WHAT YOU ARE ASKED TO DO — Go through the material and write it all out exactly, minus the pictures.

Figure data in JSON
◇ ◇ ◇ ◇ ◇

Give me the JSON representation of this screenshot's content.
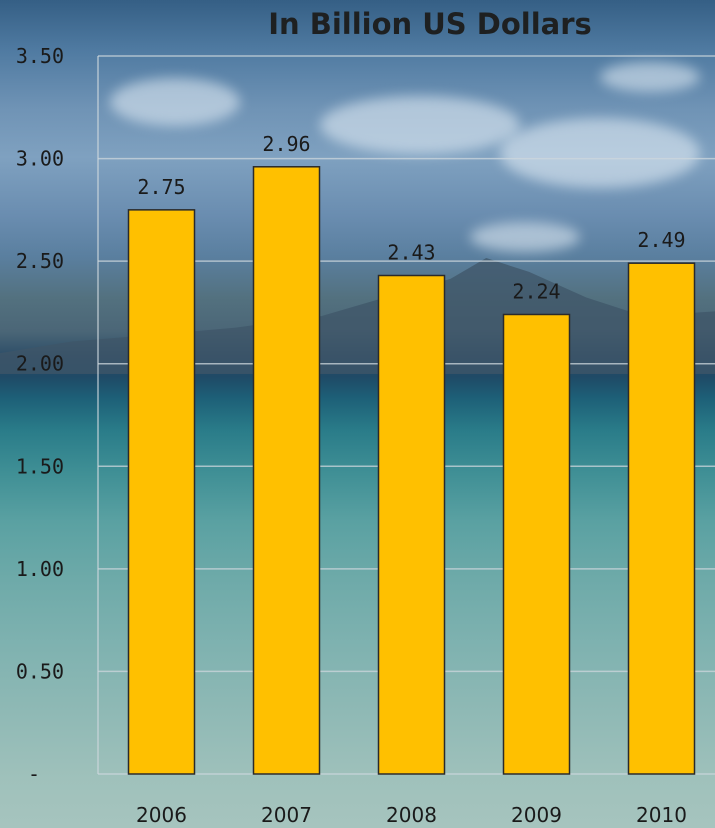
{
  "chart_data": {
    "type": "bar",
    "title": "In Billion US Dollars",
    "categories": [
      "2006",
      "2007",
      "2008",
      "2009",
      "2010"
    ],
    "values": [
      2.75,
      2.96,
      2.43,
      2.24,
      2.49
    ],
    "value_labels": [
      "2.75",
      "2.96",
      "2.43",
      "2.24",
      "2.49"
    ],
    "ylim": [
      0,
      3.5
    ],
    "yticks": [
      0,
      0.5,
      1.0,
      1.5,
      2.0,
      2.5,
      3.0,
      3.5
    ],
    "ytick_labels": [
      "-",
      "0.50",
      "1.00",
      "1.50",
      "2.00",
      "2.50",
      "3.00",
      "3.50"
    ],
    "grid": true,
    "bar_color": "#ffc000",
    "bar_edge_color": "#2a2a2a"
  }
}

◇ ◇ ◇ ◇ ◇

IN RESPONSE —
Give me the JSON representation of this screenshot's content.
{
  "chart_data": {
    "type": "bar",
    "title": "In Billion US Dollars",
    "categories": [
      "2006",
      "2007",
      "2008",
      "2009",
      "2010"
    ],
    "values": [
      2.75,
      2.96,
      2.43,
      2.24,
      2.49
    ],
    "value_labels": [
      "2.75",
      "2.96",
      "2.43",
      "2.24",
      "2.49"
    ],
    "ylim": [
      0,
      3.5
    ],
    "yticks": [
      0,
      0.5,
      1.0,
      1.5,
      2.0,
      2.5,
      3.0,
      3.5
    ],
    "ytick_labels": [
      "-",
      "0.50",
      "1.00",
      "1.50",
      "2.00",
      "2.50",
      "3.00",
      "3.50"
    ],
    "grid": true,
    "bar_color": "#ffc000",
    "bar_edge_color": "#2a2a2a"
  }
}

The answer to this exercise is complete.